[begin SUPPLIED RECORDS]

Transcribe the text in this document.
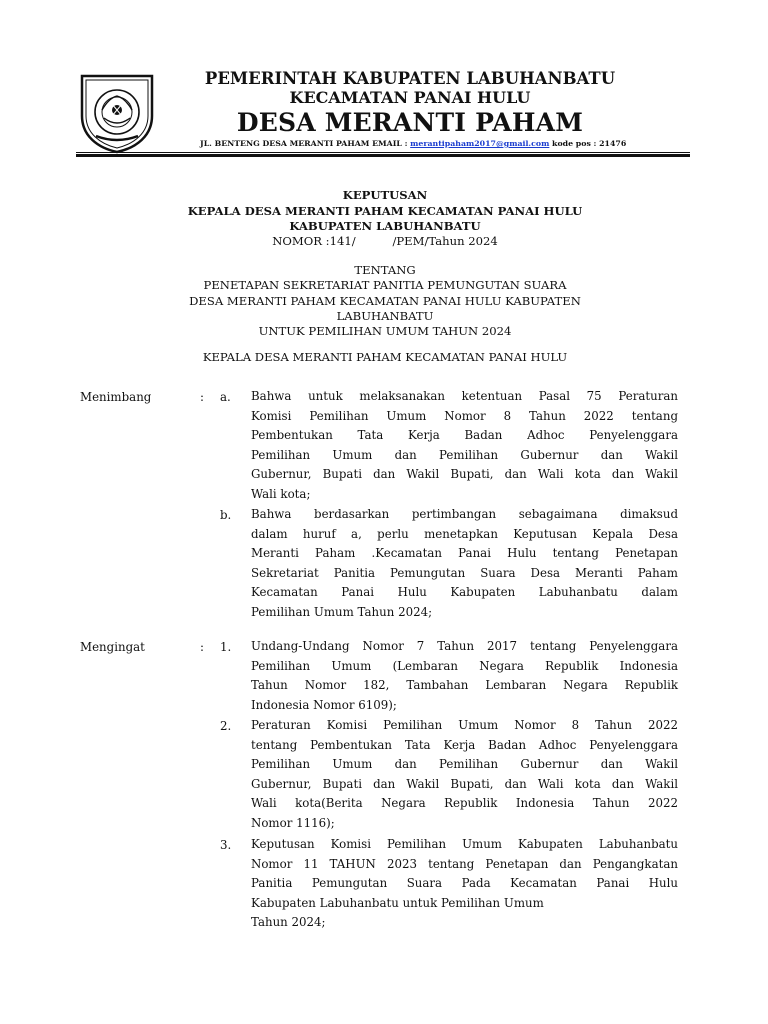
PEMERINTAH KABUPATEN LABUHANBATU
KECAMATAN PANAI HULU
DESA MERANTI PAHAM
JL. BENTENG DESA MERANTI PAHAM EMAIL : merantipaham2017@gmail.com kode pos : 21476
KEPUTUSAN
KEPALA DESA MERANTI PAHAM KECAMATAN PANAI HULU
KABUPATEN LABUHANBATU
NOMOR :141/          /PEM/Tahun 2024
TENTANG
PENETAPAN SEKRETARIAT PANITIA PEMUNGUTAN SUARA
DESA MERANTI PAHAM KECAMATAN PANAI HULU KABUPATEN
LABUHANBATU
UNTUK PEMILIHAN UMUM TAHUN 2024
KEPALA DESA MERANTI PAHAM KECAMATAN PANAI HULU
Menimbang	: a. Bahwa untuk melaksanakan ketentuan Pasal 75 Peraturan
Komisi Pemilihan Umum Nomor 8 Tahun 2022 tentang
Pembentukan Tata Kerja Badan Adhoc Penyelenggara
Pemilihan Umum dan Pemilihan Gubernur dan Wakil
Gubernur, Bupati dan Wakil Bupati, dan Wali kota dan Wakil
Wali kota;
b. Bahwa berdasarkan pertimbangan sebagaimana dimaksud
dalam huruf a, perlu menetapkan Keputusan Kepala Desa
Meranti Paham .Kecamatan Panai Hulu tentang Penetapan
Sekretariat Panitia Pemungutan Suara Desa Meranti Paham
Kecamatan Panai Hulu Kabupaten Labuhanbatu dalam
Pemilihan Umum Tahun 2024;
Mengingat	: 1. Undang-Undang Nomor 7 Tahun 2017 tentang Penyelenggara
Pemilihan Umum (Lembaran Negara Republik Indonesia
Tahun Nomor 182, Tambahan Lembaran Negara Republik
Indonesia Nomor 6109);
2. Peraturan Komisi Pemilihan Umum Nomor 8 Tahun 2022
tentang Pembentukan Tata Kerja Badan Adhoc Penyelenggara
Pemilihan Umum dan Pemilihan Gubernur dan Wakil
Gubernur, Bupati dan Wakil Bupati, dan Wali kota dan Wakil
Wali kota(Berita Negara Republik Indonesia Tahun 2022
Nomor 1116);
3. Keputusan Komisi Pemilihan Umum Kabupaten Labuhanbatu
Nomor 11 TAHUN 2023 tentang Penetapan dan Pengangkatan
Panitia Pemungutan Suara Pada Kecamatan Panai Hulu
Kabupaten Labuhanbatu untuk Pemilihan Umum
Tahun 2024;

[end SUPPLIED RECORDS]

INSTRUCTION |
Omitting all images, print the listing exactly.

ANSWER TO THE TASK |
Transcribe the text in this document.
PEMERINTAH KABUPATEN LABUHANBATU
KECAMATAN PANAI HULU
DESA MERANTI PAHAM
JL. BENTENG DESA MERANTI PAHAM EMAIL : merantipaham2017@gmail.com kode pos : 21476
KEPUTUSAN
KEPALA DESA MERANTI PAHAM KECAMATAN PANAI HULU
KABUPATEN LABUHANBATU
NOMOR :141/          /PEM/Tahun 2024
TENTANG
PENETAPAN SEKRETARIAT PANITIA PEMUNGUTAN SUARA
DESA MERANTI PAHAM KECAMATAN PANAI HULU KABUPATEN
LABUHANBATU
UNTUK PEMILIHAN UMUM TAHUN 2024
KEPALA DESA MERANTI PAHAM KECAMATAN PANAI HULU
Menimbang	: a. Bahwa untuk melaksanakan ketentuan Pasal 75 Peraturan
Komisi Pemilihan Umum Nomor 8 Tahun 2022 tentang
Pembentukan Tata Kerja Badan Adhoc Penyelenggara
Pemilihan Umum dan Pemilihan Gubernur dan Wakil
Gubernur, Bupati dan Wakil Bupati, dan Wali kota dan Wakil
Wali kota;
b. Bahwa berdasarkan pertimbangan sebagaimana dimaksud
dalam huruf a, perlu menetapkan Keputusan Kepala Desa
Meranti Paham .Kecamatan Panai Hulu tentang Penetapan
Sekretariat Panitia Pemungutan Suara Desa Meranti Paham
Kecamatan Panai Hulu Kabupaten Labuhanbatu dalam
Pemilihan Umum Tahun 2024;
Mengingat	: 1. Undang-Undang Nomor 7 Tahun 2017 tentang Penyelenggara
Pemilihan Umum (Lembaran Negara Republik Indonesia
Tahun Nomor 182, Tambahan Lembaran Negara Republik
Indonesia Nomor 6109);
2. Peraturan Komisi Pemilihan Umum Nomor 8 Tahun 2022
tentang Pembentukan Tata Kerja Badan Adhoc Penyelenggara
Pemilihan Umum dan Pemilihan Gubernur dan Wakil
Gubernur, Bupati dan Wakil Bupati, dan Wali kota dan Wakil
Wali kota(Berita Negara Republik Indonesia Tahun 2022
Nomor 1116);
3. Keputusan Komisi Pemilihan Umum Kabupaten Labuhanbatu
Nomor 11 TAHUN 2023 tentang Penetapan dan Pengangkatan
Panitia Pemungutan Suara Pada Kecamatan Panai Hulu
Kabupaten Labuhanbatu untuk Pemilihan Umum
Tahun 2024;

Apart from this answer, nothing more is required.